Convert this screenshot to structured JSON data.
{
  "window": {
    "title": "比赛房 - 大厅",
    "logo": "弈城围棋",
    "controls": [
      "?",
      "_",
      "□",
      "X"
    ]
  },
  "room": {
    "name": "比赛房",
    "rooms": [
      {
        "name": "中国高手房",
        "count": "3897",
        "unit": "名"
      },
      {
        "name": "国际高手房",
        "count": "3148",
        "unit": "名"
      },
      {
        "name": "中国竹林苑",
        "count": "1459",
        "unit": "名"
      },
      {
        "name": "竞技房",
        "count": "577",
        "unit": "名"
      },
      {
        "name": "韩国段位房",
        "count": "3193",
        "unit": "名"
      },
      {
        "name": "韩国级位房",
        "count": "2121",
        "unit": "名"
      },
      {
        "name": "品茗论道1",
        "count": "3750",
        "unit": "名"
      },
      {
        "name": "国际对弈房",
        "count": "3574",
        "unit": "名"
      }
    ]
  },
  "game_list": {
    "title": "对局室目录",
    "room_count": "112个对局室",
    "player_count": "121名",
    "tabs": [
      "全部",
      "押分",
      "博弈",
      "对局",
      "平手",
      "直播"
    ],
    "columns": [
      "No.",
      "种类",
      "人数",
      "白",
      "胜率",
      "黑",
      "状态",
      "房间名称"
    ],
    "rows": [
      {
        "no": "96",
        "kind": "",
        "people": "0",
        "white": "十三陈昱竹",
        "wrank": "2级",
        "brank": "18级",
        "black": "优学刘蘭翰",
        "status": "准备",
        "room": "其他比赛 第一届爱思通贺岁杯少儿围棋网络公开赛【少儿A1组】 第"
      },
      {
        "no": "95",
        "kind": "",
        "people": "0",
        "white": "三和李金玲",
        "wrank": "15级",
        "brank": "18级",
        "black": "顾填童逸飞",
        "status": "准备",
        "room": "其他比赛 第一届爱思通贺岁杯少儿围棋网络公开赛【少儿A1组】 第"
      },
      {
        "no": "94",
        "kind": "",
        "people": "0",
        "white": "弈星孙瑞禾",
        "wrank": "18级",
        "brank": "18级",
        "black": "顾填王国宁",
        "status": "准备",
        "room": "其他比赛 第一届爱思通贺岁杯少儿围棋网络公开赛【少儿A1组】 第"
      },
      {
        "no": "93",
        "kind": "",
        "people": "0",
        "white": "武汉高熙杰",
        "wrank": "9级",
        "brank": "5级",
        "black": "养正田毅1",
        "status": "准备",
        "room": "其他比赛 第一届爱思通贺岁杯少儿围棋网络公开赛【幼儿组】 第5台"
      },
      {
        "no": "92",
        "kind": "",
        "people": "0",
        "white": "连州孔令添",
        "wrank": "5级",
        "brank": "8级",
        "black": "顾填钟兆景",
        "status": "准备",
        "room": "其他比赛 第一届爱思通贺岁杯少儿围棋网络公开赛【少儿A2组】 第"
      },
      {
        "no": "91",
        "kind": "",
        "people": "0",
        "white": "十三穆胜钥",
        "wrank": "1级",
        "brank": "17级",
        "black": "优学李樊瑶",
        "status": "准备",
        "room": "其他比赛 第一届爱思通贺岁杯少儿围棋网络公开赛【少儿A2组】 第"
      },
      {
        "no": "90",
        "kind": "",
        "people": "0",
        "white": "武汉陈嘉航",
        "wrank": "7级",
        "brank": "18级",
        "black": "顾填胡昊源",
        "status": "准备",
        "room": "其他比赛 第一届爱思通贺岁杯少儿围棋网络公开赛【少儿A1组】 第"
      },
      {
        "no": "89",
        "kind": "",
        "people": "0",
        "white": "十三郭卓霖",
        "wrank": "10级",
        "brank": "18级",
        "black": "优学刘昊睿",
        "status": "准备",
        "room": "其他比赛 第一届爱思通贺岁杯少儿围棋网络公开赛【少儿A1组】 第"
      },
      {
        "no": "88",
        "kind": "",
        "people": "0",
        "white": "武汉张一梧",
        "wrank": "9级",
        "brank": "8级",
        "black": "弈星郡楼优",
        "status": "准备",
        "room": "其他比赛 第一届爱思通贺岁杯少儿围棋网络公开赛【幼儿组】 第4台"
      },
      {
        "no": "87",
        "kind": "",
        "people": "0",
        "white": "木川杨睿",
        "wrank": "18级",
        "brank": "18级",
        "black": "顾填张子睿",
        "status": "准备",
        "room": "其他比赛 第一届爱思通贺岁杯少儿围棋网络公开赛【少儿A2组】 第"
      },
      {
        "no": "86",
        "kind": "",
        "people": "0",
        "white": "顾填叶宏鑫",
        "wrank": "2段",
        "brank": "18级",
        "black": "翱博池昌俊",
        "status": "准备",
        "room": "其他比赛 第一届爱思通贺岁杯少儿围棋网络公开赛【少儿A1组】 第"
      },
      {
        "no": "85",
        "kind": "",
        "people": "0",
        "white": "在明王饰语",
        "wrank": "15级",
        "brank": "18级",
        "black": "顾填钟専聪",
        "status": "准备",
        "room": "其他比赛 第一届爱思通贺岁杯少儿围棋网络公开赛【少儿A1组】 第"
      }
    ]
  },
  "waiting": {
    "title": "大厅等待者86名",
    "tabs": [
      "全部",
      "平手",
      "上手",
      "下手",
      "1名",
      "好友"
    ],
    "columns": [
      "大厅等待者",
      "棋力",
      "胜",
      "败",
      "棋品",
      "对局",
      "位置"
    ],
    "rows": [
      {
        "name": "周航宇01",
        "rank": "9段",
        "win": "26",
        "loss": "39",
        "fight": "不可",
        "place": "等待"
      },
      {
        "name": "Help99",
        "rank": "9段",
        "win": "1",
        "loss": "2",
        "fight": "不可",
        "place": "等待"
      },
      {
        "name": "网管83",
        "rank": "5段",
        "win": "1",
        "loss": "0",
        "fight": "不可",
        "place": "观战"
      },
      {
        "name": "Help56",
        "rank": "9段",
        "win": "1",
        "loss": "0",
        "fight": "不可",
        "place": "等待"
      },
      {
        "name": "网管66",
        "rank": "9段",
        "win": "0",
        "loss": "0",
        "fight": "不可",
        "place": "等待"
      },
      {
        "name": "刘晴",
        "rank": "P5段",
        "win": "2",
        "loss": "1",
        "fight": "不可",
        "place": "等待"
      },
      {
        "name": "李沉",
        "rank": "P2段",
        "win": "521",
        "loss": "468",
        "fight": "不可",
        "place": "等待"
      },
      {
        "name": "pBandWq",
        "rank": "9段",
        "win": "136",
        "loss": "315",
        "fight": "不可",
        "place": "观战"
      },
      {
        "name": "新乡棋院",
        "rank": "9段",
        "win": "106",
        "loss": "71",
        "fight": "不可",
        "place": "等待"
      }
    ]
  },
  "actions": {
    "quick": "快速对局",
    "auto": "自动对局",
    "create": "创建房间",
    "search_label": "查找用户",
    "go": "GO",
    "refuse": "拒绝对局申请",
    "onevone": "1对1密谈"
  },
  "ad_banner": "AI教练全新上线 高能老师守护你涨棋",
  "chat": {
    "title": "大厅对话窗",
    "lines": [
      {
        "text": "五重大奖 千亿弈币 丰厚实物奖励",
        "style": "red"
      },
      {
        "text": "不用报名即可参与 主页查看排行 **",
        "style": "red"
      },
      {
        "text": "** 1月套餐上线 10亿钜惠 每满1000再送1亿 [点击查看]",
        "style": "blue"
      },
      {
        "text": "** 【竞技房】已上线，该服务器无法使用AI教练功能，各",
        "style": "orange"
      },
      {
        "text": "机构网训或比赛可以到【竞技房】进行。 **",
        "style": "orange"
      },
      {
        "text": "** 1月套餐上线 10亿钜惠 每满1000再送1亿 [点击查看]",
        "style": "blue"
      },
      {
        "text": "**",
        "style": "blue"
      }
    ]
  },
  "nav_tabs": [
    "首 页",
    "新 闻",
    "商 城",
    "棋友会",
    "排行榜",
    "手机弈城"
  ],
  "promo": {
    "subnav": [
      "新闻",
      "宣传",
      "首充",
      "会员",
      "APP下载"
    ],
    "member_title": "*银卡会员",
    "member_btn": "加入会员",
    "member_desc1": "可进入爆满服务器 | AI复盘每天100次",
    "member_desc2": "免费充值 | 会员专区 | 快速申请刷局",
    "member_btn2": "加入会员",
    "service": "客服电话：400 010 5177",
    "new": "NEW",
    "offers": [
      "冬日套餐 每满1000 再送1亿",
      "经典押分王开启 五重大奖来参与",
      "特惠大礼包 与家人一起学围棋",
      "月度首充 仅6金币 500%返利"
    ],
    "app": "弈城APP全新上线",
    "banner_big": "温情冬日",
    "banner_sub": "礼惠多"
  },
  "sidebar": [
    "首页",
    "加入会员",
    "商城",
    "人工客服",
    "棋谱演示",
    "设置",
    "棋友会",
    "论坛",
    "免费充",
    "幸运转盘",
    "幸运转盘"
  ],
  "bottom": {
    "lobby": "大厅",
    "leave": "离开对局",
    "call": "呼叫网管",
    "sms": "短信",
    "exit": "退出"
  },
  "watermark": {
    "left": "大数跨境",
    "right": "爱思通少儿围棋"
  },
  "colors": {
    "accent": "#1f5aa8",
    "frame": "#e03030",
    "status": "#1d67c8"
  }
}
--
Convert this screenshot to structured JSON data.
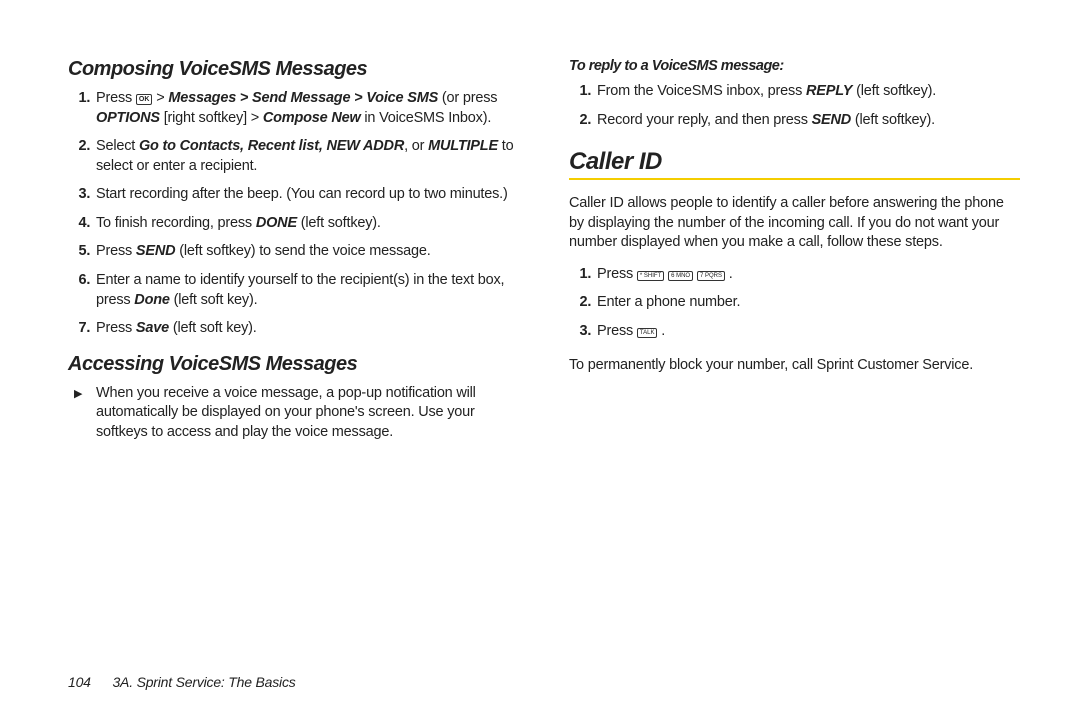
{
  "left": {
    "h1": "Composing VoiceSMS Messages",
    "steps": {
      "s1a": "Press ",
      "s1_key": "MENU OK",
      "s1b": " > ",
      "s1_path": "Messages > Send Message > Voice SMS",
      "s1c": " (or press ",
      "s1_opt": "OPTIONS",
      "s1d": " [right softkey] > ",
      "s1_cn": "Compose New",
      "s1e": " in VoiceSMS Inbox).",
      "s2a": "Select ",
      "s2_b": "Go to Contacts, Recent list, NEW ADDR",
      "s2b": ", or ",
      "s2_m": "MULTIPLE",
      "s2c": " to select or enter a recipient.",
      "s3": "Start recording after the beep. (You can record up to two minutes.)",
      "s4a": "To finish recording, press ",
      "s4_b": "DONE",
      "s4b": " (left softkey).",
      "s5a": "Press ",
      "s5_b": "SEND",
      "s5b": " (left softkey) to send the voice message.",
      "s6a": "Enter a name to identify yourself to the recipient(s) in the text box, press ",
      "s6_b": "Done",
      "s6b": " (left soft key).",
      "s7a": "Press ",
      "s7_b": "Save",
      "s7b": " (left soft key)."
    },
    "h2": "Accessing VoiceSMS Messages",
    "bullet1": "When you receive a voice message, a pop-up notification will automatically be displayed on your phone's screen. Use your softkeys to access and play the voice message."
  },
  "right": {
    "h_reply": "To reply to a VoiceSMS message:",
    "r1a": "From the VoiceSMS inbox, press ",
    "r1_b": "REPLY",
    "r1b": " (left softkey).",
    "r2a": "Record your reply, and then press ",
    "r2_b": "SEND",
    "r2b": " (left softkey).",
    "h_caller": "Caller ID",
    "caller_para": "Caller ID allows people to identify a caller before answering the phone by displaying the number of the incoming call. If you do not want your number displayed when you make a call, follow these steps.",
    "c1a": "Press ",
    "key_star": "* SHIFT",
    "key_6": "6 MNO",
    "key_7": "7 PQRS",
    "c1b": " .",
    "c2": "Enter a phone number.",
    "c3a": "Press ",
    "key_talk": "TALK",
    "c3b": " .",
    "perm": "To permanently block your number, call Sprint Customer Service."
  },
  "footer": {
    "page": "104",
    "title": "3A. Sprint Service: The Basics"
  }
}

Required work: Count each line of the data where the word "loss" appears, then reply with the total only.

Solution to this exercise: 9